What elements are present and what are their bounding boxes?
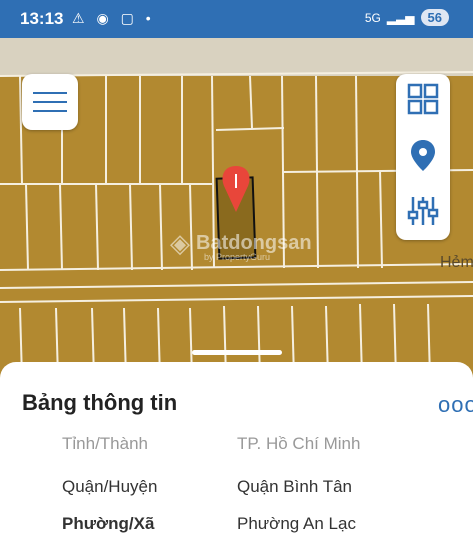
map-tool-panel xyxy=(396,74,450,240)
district-value: Quận Bình Tân xyxy=(237,477,352,496)
ward-label: Phường/Xã xyxy=(62,514,155,533)
map-view[interactable]: Hẻm ◈ Batdongsan by PropertyGuru xyxy=(0,38,473,378)
notification-icons: ⚠ ◉ ▢ • xyxy=(72,10,159,27)
ward-value: Phường An Lạc xyxy=(237,514,356,533)
status-time: 13:13 xyxy=(20,9,64,28)
province-value: TP. Hồ Chí Minh xyxy=(237,434,361,453)
messenger-icon: ◉ xyxy=(96,10,109,26)
battery-level: 56 xyxy=(420,9,449,26)
sheet-title: Bảng thông tin xyxy=(22,390,178,415)
zalo-icon: ▢ xyxy=(120,10,134,26)
signal-icon: ▂▃▅ xyxy=(386,10,415,25)
province-label: Tỉnh/Thành xyxy=(62,434,148,453)
more-options-icon[interactable]: ooo xyxy=(438,392,473,418)
road-label: Hẻm xyxy=(440,254,473,271)
watermark-logo-icon: ◈ xyxy=(170,228,190,258)
info-sheet: Bảng thông tin ooo Tỉnh/Thành TP. Hồ Chí… xyxy=(0,362,473,541)
grid-view-icon[interactable] xyxy=(406,82,440,116)
watermark: ◈ Batdongsan by PropertyGuru xyxy=(170,228,312,262)
warning-icon: ⚠ xyxy=(72,10,85,26)
filter-sliders-icon[interactable] xyxy=(406,194,440,228)
sheet-drag-handle[interactable] xyxy=(192,350,282,355)
location-icon[interactable] xyxy=(406,138,440,172)
network-type: 5G xyxy=(364,10,381,25)
menu-button[interactable] xyxy=(22,74,78,130)
status-right: 5G ▂▃▅ 56 xyxy=(365,9,449,26)
district-label: Quận/Huyện xyxy=(62,477,158,496)
status-bar: 13:13 ⚠ ◉ ▢ • 5G ▂▃▅ 56 xyxy=(0,0,473,38)
hamburger-icon xyxy=(33,92,67,94)
dot-icon: • xyxy=(145,10,151,26)
watermark-sub: by PropertyGuru xyxy=(204,252,271,262)
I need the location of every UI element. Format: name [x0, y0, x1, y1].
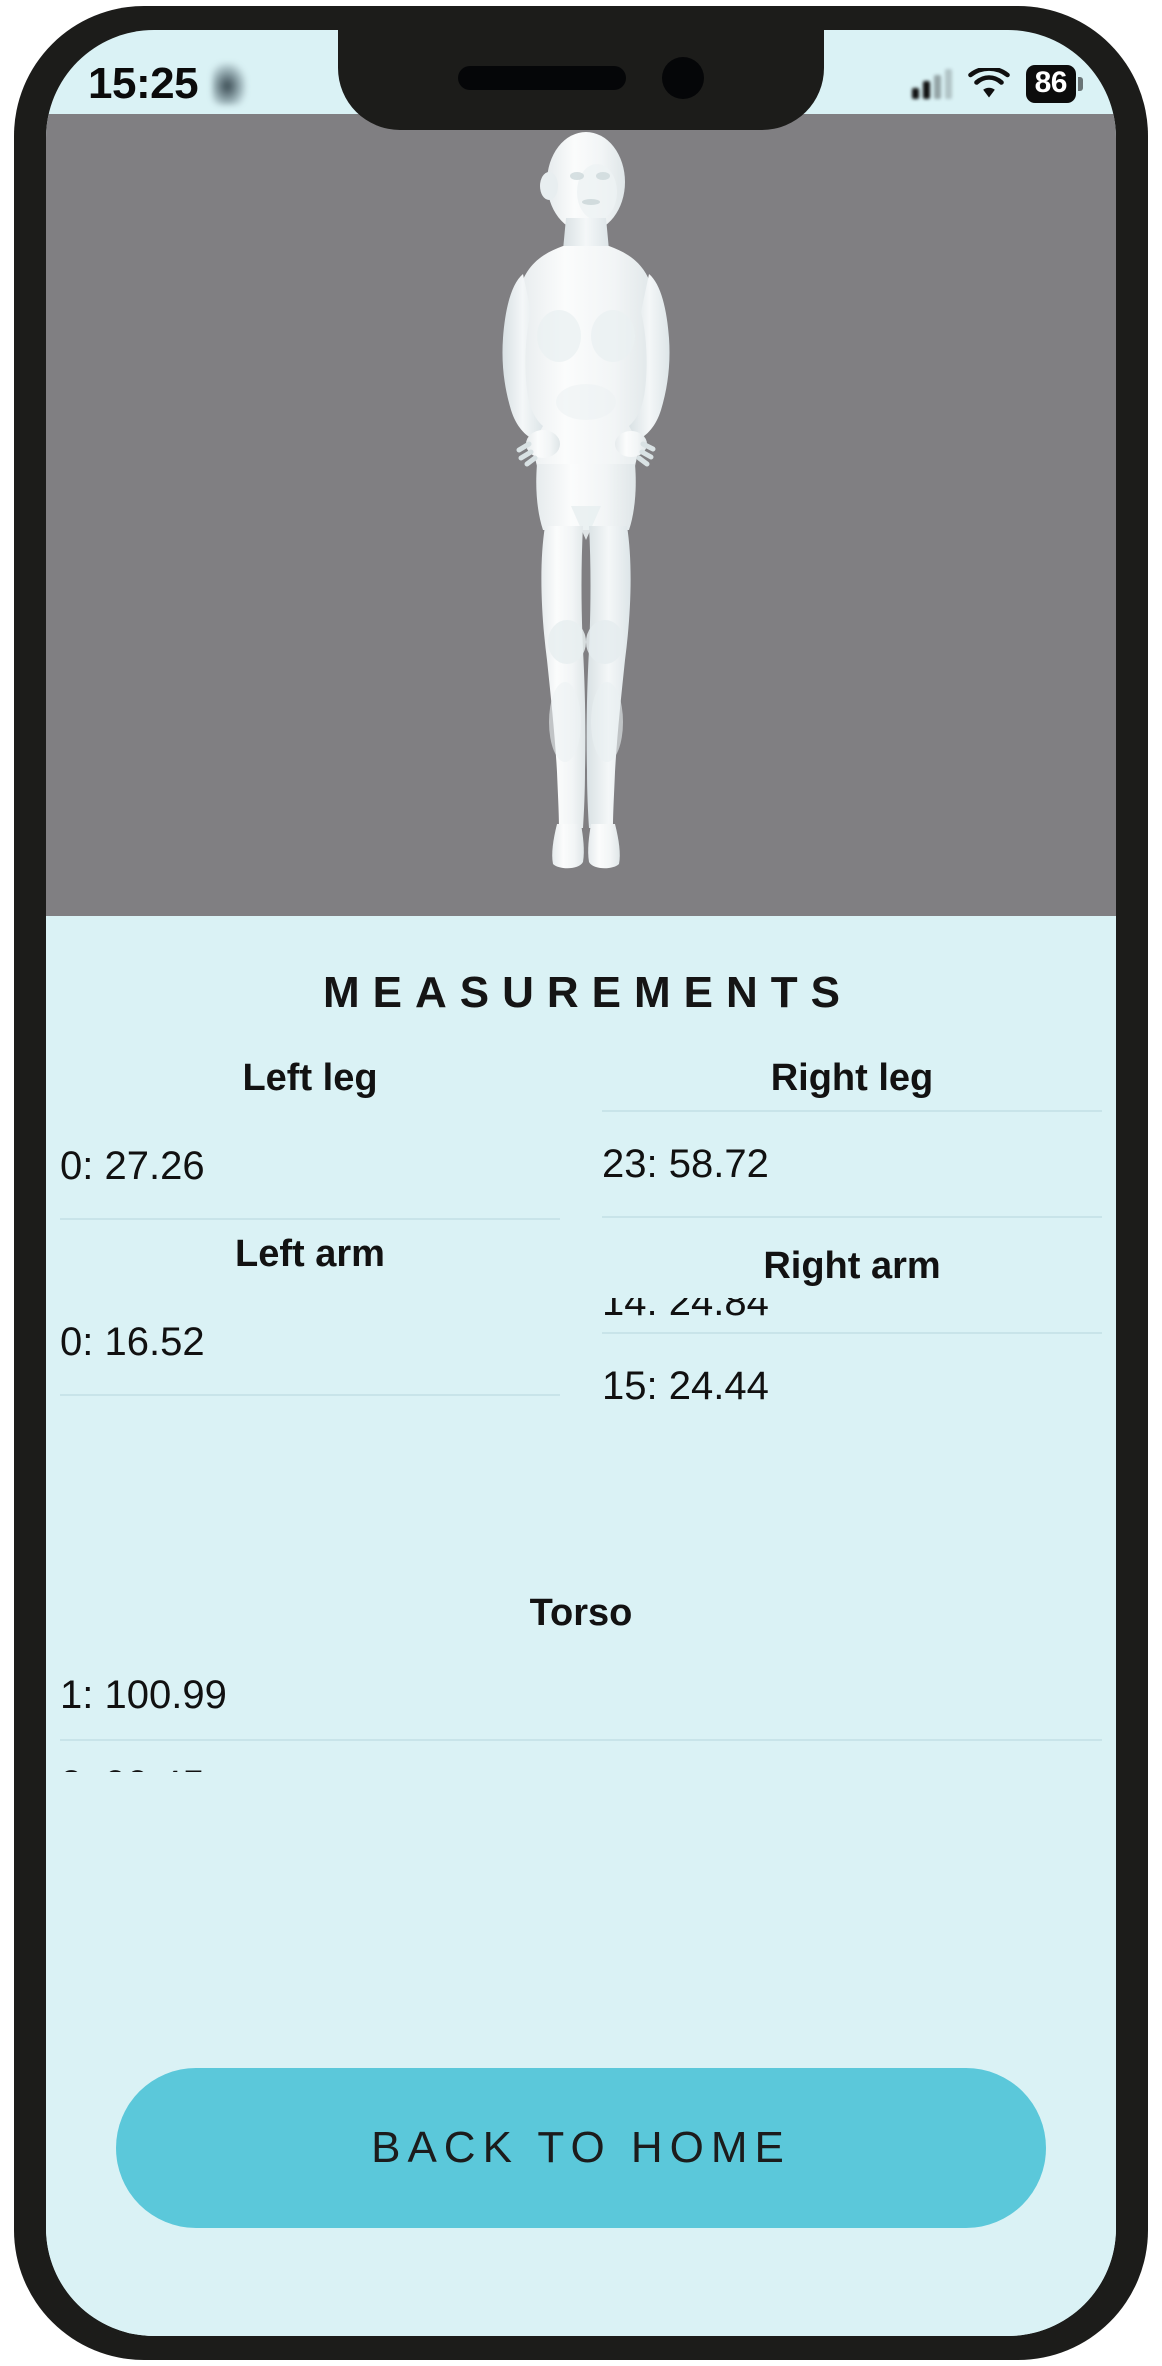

────────────────

* Work to be completed
Rewrite all of the data above with "interactable" changed to "clickable" wherever it appears, leaving everything else unchanged and omitting the pictures.

* Exercise answer
What elements are present and what are their bounding boxes?
map-tool-panel xyxy=(396,74,450,240)
district-value: Quận Bình Tân xyxy=(237,477,352,496)
ward-label: Phường/Xã xyxy=(62,514,155,533)
map-view[clickable]: Hẻm ◈ Batdongsan by PropertyGuru xyxy=(0,38,473,378)
notification-icons: ⚠ ◉ ▢ • xyxy=(72,10,159,27)
ward-value: Phường An Lạc xyxy=(237,514,356,533)
status-time: 13:13 xyxy=(20,9,64,28)
province-value: TP. Hồ Chí Minh xyxy=(237,434,361,453)
messenger-icon: ◉ xyxy=(96,10,109,26)
battery-level: 56 xyxy=(420,9,449,26)
sheet-title: Bảng thông tin xyxy=(22,390,178,415)
zalo-icon: ▢ xyxy=(120,10,134,26)
signal-icon: ▂▃▅ xyxy=(386,10,415,25)
province-label: Tỉnh/Thành xyxy=(62,434,148,453)
more-options-icon[clickable]: ooo xyxy=(438,392,473,418)
road-label: Hẻm xyxy=(440,254,473,271)
watermark-logo-icon: ◈ xyxy=(170,228,190,258)
info-sheet: Bảng thông tin ooo Tỉnh/Thành TP. Hồ Chí… xyxy=(0,362,473,541)
grid-view-icon[clickable] xyxy=(406,82,440,116)
watermark: ◈ Batdongsan by PropertyGuru xyxy=(170,228,312,262)
warning-icon: ⚠ xyxy=(72,10,85,26)
filter-sliders-icon[clickable] xyxy=(406,194,440,228)
sheet-drag-handle[clickable] xyxy=(192,350,282,355)
location-icon[clickable] xyxy=(406,138,440,172)
network-type: 5G xyxy=(364,10,381,25)
menu-button[clickable] xyxy=(22,74,78,130)
status-right: 5G ▂▃▅ 56 xyxy=(365,9,449,26)
district-label: Quận/Huyện xyxy=(62,477,158,496)
status-bar: 13:13 ⚠ ◉ ▢ • 5G ▂▃▅ 56 xyxy=(0,0,473,38)
hamburger-icon xyxy=(33,92,67,94)
dot-icon: • xyxy=(145,10,151,26)
watermark-sub: by PropertyGuru xyxy=(204,252,271,262)
I need the location of every UI element. Format: name [x0, y0, x1, y1].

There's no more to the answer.